▶ **Requirements**
The answer is a single number: how many lines hold the string "name".

Records about charts and figures:
********************

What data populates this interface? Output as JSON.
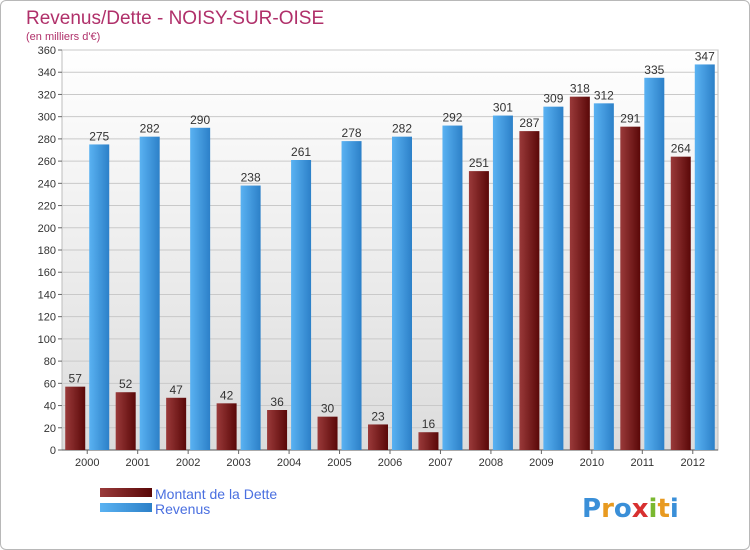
{
  "chart_data": {
    "type": "bar",
    "title": "Revenus/Dette - NOISY-SUR-OISE",
    "subtitle": "(en milliers d'€)",
    "categories": [
      "2000",
      "2001",
      "2002",
      "2003",
      "2004",
      "2005",
      "2006",
      "2007",
      "2008",
      "2009",
      "2010",
      "2011",
      "2012"
    ],
    "series": [
      {
        "name": "Montant de la Dette",
        "color": "#7a1a1a",
        "values": [
          57,
          52,
          47,
          42,
          36,
          30,
          23,
          16,
          251,
          287,
          318,
          291,
          264
        ]
      },
      {
        "name": "Revenus",
        "color": "#3f9be0",
        "values": [
          275,
          282,
          290,
          238,
          261,
          278,
          282,
          292,
          301,
          309,
          312,
          335,
          347
        ]
      }
    ],
    "ylim": [
      0,
      360
    ],
    "ytick_step": 20,
    "grid": true,
    "legend_position": "bottom-left"
  },
  "watermark": {
    "text": "Proxiti"
  }
}
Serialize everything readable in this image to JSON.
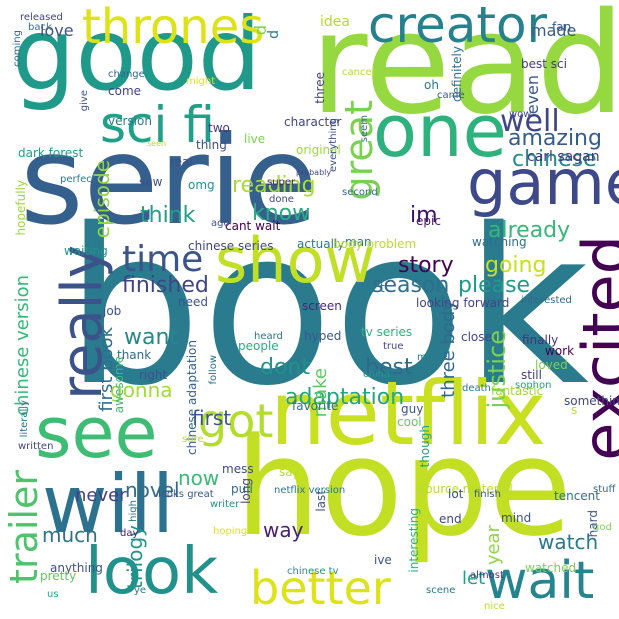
{
  "words": [
    {
      "t": "book",
      "c": "#2a7b8e"
    },
    {
      "t": "serie",
      "c": "#355f8d"
    },
    {
      "t": "read",
      "c": "#95d840"
    },
    {
      "t": "good",
      "c": "#1f9a8a"
    },
    {
      "t": "hope",
      "c": "#c2df23"
    },
    {
      "t": "netflix",
      "c": "#c8e020"
    },
    {
      "t": "one",
      "c": "#2db27d"
    },
    {
      "t": "will",
      "c": "#2c728e"
    },
    {
      "t": "game",
      "c": "#3e4989"
    },
    {
      "t": "look",
      "c": "#21918c"
    },
    {
      "t": "wait",
      "c": "#25858e"
    },
    {
      "t": "see",
      "c": "#3fbc73"
    },
    {
      "t": "thrones",
      "c": "#dde318"
    },
    {
      "t": "creator",
      "c": "#26818e"
    },
    {
      "t": "show",
      "c": "#c0df25"
    },
    {
      "t": "excited",
      "c": "#440154"
    },
    {
      "t": "sci fi",
      "c": "#1fa088"
    },
    {
      "t": "really",
      "c": "#3b528b"
    },
    {
      "t": "better",
      "c": "#dde318"
    },
    {
      "t": "trailer",
      "c": "#4ec36b"
    },
    {
      "t": "got",
      "c": "#b2dd2d"
    },
    {
      "t": "time",
      "c": "#3a548c"
    },
    {
      "t": "great",
      "c": "#7ad151"
    },
    {
      "t": "adaptation",
      "c": "#21a585"
    },
    {
      "t": "justice",
      "c": "#7ad151"
    },
    {
      "t": "game ",
      "c": "#3e4989"
    },
    {
      "t": "well",
      "c": "#414487"
    },
    {
      "t": "amazing",
      "c": "#365c8d"
    },
    {
      "t": "chinese",
      "c": "#238a8d"
    },
    {
      "t": "reading",
      "c": "#a8db34"
    },
    {
      "t": "know",
      "c": "#27ad81"
    },
    {
      "t": "think",
      "c": "#1f9e89"
    },
    {
      "t": "im",
      "c": "#3b0f70"
    },
    {
      "t": "already",
      "c": "#35b779"
    },
    {
      "t": "going",
      "c": "#c7e020"
    },
    {
      "t": "story",
      "c": "#440154"
    },
    {
      "t": "finished",
      "c": "#414487"
    },
    {
      "t": "season",
      "c": "#2e6e8e"
    },
    {
      "t": "please",
      "c": "#1f9a8a"
    },
    {
      "t": "episode",
      "c": "#90d743"
    },
    {
      "t": "first book",
      "c": "#2e6f8e"
    },
    {
      "t": "want",
      "c": "#23898e"
    },
    {
      "t": "dont",
      "c": "#21918c"
    },
    {
      "t": "best",
      "c": "#31688e"
    },
    {
      "t": "make",
      "c": "#5ec962"
    },
    {
      "t": "three body",
      "c": "#31688e"
    },
    {
      "t": "chinese version",
      "c": "#35b779"
    },
    {
      "t": "gonna",
      "c": "#9fda3a"
    },
    {
      "t": "first",
      "c": "#38588c"
    },
    {
      "t": "now",
      "c": "#3aba76"
    },
    {
      "t": "novel",
      "c": "#2f6c8e"
    },
    {
      "t": "never",
      "c": "#433e85"
    },
    {
      "t": "way",
      "c": "#482173"
    },
    {
      "t": "much",
      "c": "#2c738e"
    },
    {
      "t": "trilogy",
      "c": "#1f948c"
    },
    {
      "t": "watch",
      "c": "#2a788e"
    },
    {
      "t": "let",
      "c": "#1fa187"
    },
    {
      "t": "year",
      "c": "#8ed645"
    },
    {
      "t": "love",
      "c": "#3b528b"
    },
    {
      "t": "made",
      "c": "#355f8d"
    },
    {
      "t": "idea",
      "c": "#b5de2b"
    },
    {
      "t": "even",
      "c": "#39568c"
    },
    {
      "t": "carl sagan",
      "c": "#453781"
    },
    {
      "t": "hopefully",
      "c": "#9bd93c"
    },
    {
      "t": "dark forest",
      "c": "#1f9e89"
    },
    {
      "t": "version",
      "c": "#2a788e"
    },
    {
      "t": "come",
      "c": "#414487"
    },
    {
      "t": "two",
      "c": "#453781"
    },
    {
      "t": "thing",
      "c": "#3e4c8a"
    },
    {
      "t": "character",
      "c": "#414487"
    },
    {
      "t": "live",
      "c": "#7ad151"
    },
    {
      "t": "original",
      "c": "#a0da39"
    },
    {
      "t": "saw",
      "c": "#3b528b"
    },
    {
      "t": "omg",
      "c": "#21918c"
    },
    {
      "t": "cant wait",
      "c": "#440154"
    },
    {
      "t": "epic",
      "c": "#481a6c"
    },
    {
      "t": "watching",
      "c": "#2d708e"
    },
    {
      "t": "man",
      "c": "#2a788e"
    },
    {
      "t": "looking forward",
      "c": "#414487"
    },
    {
      "t": "actually",
      "c": "#2a788e"
    },
    {
      "t": "body problem",
      "c": "#b8de29"
    },
    {
      "t": "chinese series",
      "c": "#414487"
    },
    {
      "t": "waiting",
      "c": "#21918c"
    },
    {
      "t": "need",
      "c": "#3b528b"
    },
    {
      "t": "screen",
      "c": "#482878"
    },
    {
      "t": "hyped",
      "c": "#38598c"
    },
    {
      "t": "tv series",
      "c": "#2db27d"
    },
    {
      "t": "close",
      "c": "#404688"
    },
    {
      "t": "interested",
      "c": "#31688e"
    },
    {
      "t": "job",
      "c": "#3b528b"
    },
    {
      "t": "thank",
      "c": "#2f6b8e"
    },
    {
      "t": "awesome",
      "c": "#3bbb75"
    },
    {
      "t": "right",
      "c": "#3b528b"
    },
    {
      "t": "people",
      "c": "#29af7f"
    },
    {
      "t": "heard",
      "c": "#2d708e"
    },
    {
      "t": "true",
      "c": "#3f4788"
    },
    {
      "t": "china",
      "c": "#1f988b"
    },
    {
      "t": "chinese adaptation",
      "c": "#35608d"
    },
    {
      "t": "movie",
      "c": "#287d8e"
    },
    {
      "t": "work",
      "c": "#440154"
    },
    {
      "t": "finally",
      "c": "#46327e"
    },
    {
      "t": "loved",
      "c": "#7ad151"
    },
    {
      "t": "still",
      "c": "#433e85"
    },
    {
      "t": "sophon",
      "c": "#1fa188"
    },
    {
      "t": "favorite",
      "c": "#2d708e"
    },
    {
      "t": "guy",
      "c": "#3b528b"
    },
    {
      "t": "cool",
      "c": "#63cb5f"
    },
    {
      "t": "fantastic",
      "c": "#9fda3a"
    },
    {
      "t": "death",
      "c": "#2a788e"
    },
    {
      "t": "something",
      "c": "#3f4788"
    },
    {
      "t": "mess",
      "c": "#3e4989"
    },
    {
      "t": "say",
      "c": "#b8de29"
    },
    {
      "t": "netflix version",
      "c": "#2a788e"
    },
    {
      "t": "last",
      "c": "#3b528b"
    },
    {
      "t": "source material",
      "c": "#b8de29"
    },
    {
      "t": "though",
      "c": "#1fa088"
    },
    {
      "t": "lot",
      "c": "#3b528b"
    },
    {
      "t": "tencent",
      "c": "#2c738e"
    },
    {
      "t": "long",
      "c": "#404688"
    },
    {
      "t": "pull",
      "c": "#31688e"
    },
    {
      "t": "finish",
      "c": "#39568c"
    },
    {
      "t": "end",
      "c": "#404688"
    },
    {
      "t": "mind",
      "c": "#3b528b"
    },
    {
      "t": "hard",
      "c": "#3b528b"
    },
    {
      "t": "interesting",
      "c": "#2db27d"
    },
    {
      "t": "writer",
      "c": "#20928c"
    },
    {
      "t": "looks great",
      "c": "#39568c"
    },
    {
      "t": "high",
      "c": "#2c728e"
    },
    {
      "t": "day",
      "c": "#482173"
    },
    {
      "t": "written",
      "c": "#3f4788"
    },
    {
      "t": "literally",
      "c": "#2e6f8e"
    },
    {
      "t": "sure",
      "c": "#b8de29"
    },
    {
      "t": "hoping",
      "c": "#dde318"
    },
    {
      "t": "ive",
      "c": "#3b528b"
    },
    {
      "t": "chinese tv",
      "c": "#21918c"
    },
    {
      "t": "anything",
      "c": "#3b528b"
    },
    {
      "t": "pretty",
      "c": "#5ec962"
    },
    {
      "t": "us",
      "c": "#20a486"
    },
    {
      "t": "ye",
      "c": "#2a788e"
    },
    {
      "t": "almost",
      "c": "#46327e"
    },
    {
      "t": "scene",
      "c": "#2a788e"
    },
    {
      "t": "nice",
      "c": "#b8de29"
    },
    {
      "t": "watched",
      "c": "#7ad151"
    },
    {
      "t": "god",
      "c": "#84d44b"
    },
    {
      "t": "stuff",
      "c": "#31688e"
    },
    {
      "t": "released",
      "c": "#414487"
    },
    {
      "t": "back",
      "c": "#2a788e"
    },
    {
      "t": "coming",
      "c": "#31688e"
    },
    {
      "t": "d",
      "c": "#7ad151"
    },
    {
      "t": "d ",
      "c": "#2a788e"
    },
    {
      "t": "best sci",
      "c": "#453781"
    },
    {
      "t": "definitely",
      "c": "#2e6f8e"
    },
    {
      "t": "fan",
      "c": "#38588c"
    },
    {
      "t": "cancel",
      "c": "#b8de29"
    },
    {
      "t": "oh",
      "c": "#2a788e"
    },
    {
      "t": "came",
      "c": "#3b528b"
    },
    {
      "t": "change",
      "c": "#31688e"
    },
    {
      "t": "might",
      "c": "#dde318"
    },
    {
      "t": "give",
      "c": "#3b528b"
    },
    {
      "t": "three",
      "c": "#414487"
    },
    {
      "t": "wow",
      "c": "#3f4788"
    },
    {
      "t": "everything",
      "c": "#3b528b"
    },
    {
      "t": "seem",
      "c": "#31688e"
    },
    {
      "t": "seen",
      "c": "#b8de29"
    },
    {
      "t": "real",
      "c": "#3b528b"
    },
    {
      "t": "perfect",
      "c": "#2a788e"
    },
    {
      "t": "probably",
      "c": "#414487"
    },
    {
      "t": "second",
      "c": "#31688e"
    },
    {
      "t": "super",
      "c": "#482173"
    },
    {
      "t": "done",
      "c": "#3f4788"
    },
    {
      "t": "ago",
      "c": "#3b528b"
    },
    {
      "t": "follow",
      "c": "#2e6f8e"
    },
    {
      "t": "t",
      "c": "#31688e"
    },
    {
      "t": "s",
      "c": "#b8de29"
    }
  ]
}
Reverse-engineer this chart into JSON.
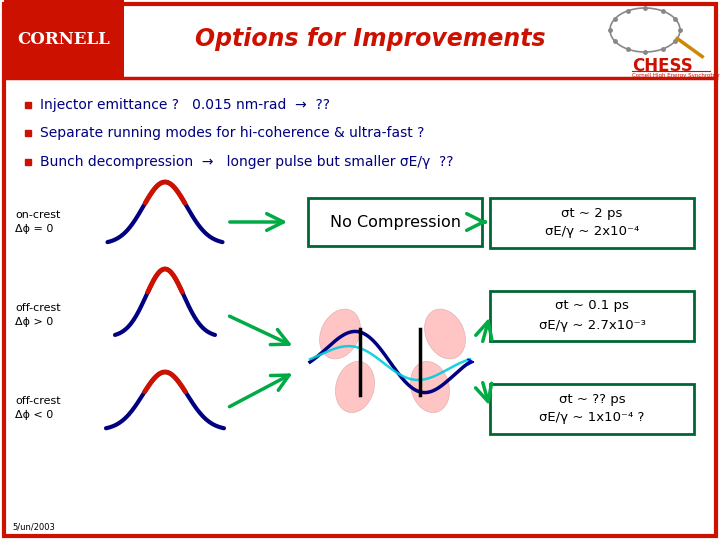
{
  "title": "Options for Improvements",
  "title_color": "#cc1100",
  "background_color": "#ffffff",
  "border_color": "#cc1100",
  "cornell_bg": "#cc1100",
  "cornell_text": "CORNELL",
  "chess_text": "CHESS",
  "chess_subtext": "Cornell High Energy Synchrotron Source",
  "chess_color": "#cc1100",
  "bullet_color": "#000080",
  "bullet_dot_color": "#cc1100",
  "bullet_points": [
    "Injector emittance ?   0.015 nm-rad  →  ??",
    "Separate running modes for hi-coherence & ultra-fast ?",
    "Bunch decompression  →   longer pulse but smaller σE/γ  ??"
  ],
  "row_labels": [
    "on-crest\nΔϕ = 0",
    "off-crest\nΔϕ > 0",
    "off-crest\nΔϕ < 0"
  ],
  "result_line1": [
    "σt ~ 2 ps",
    "σt ~ 0.1 ps",
    "σt ~ ?? ps"
  ],
  "result_line2": [
    "σE/γ ~ 2x10⁻⁴",
    "σE/γ ~ 2.7x10⁻³",
    "σE/γ ~ 1x10⁻⁴ ?"
  ],
  "middle_box_text": "No Compression",
  "arrow_color": "#00aa44",
  "curve_blue": "#000080",
  "curve_red": "#cc1100",
  "curve_pink": "#ffbbbb",
  "curve_cyan": "#00ccdd",
  "box_border_color": "#006633",
  "date_text": "5/un/2003"
}
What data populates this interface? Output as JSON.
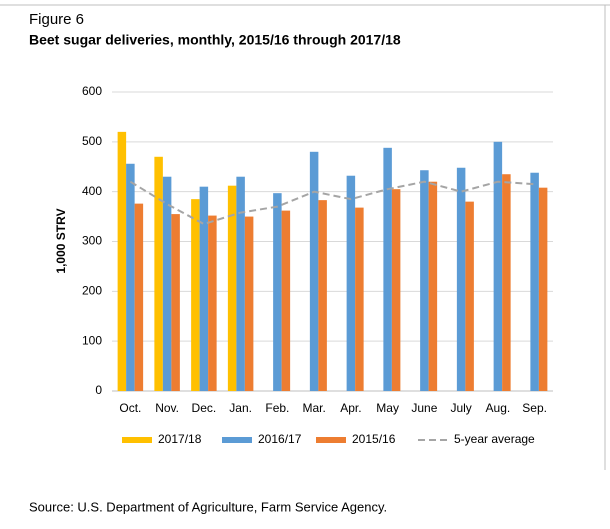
{
  "figure_label": "Figure 6",
  "chart_data": {
    "type": "bar",
    "title": "Beet sugar deliveries, monthly, 2015/16 through 2017/18",
    "y_label": "1,000 STRV",
    "categories": [
      "Oct.",
      "Nov.",
      "Dec.",
      "Jan.",
      "Feb.",
      "Mar.",
      "Apr.",
      "May",
      "June",
      "July",
      "Aug.",
      "Sep."
    ],
    "series": [
      {
        "name": "2017/18",
        "color": "#ffc000",
        "values": [
          520,
          470,
          385,
          412,
          null,
          null,
          null,
          null,
          null,
          null,
          null,
          null
        ]
      },
      {
        "name": "2016/17",
        "color": "#5b9bd5",
        "values": [
          456,
          430,
          410,
          430,
          397,
          480,
          432,
          488,
          443,
          448,
          500,
          438
        ]
      },
      {
        "name": "2015/16",
        "color": "#ed7d31",
        "values": [
          376,
          355,
          352,
          350,
          362,
          383,
          368,
          405,
          420,
          380,
          435,
          408
        ]
      },
      {
        "name": "5-year average",
        "color": "#a5a5a5",
        "type": "line",
        "dashed": true,
        "values": [
          420,
          375,
          335,
          358,
          370,
          400,
          385,
          405,
          420,
          400,
          420,
          415
        ]
      }
    ],
    "ylim": [
      0,
      600
    ],
    "yticks": [
      0,
      100,
      200,
      300,
      400,
      500,
      600
    ],
    "grid": true,
    "legend": "bottom"
  },
  "source": "Source: U.S. Department of Agriculture, Farm Service Agency."
}
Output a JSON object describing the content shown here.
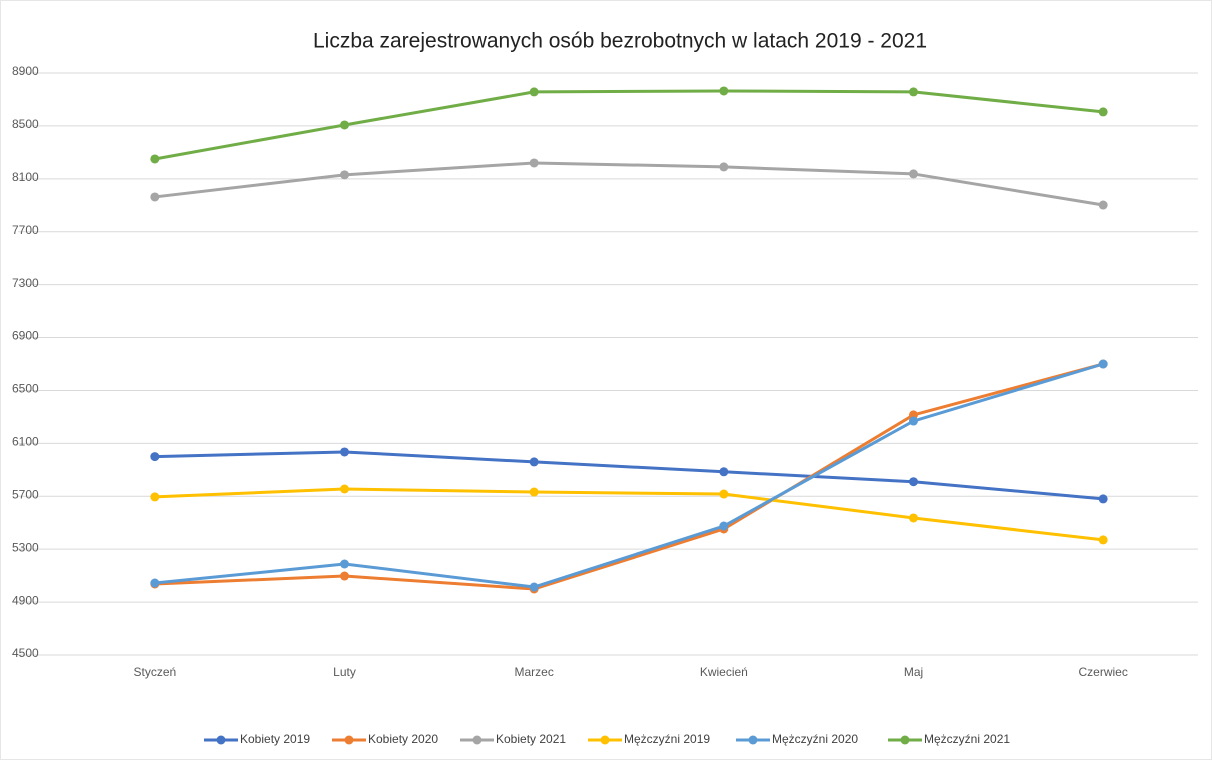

********************

▶ **Response to this task**
6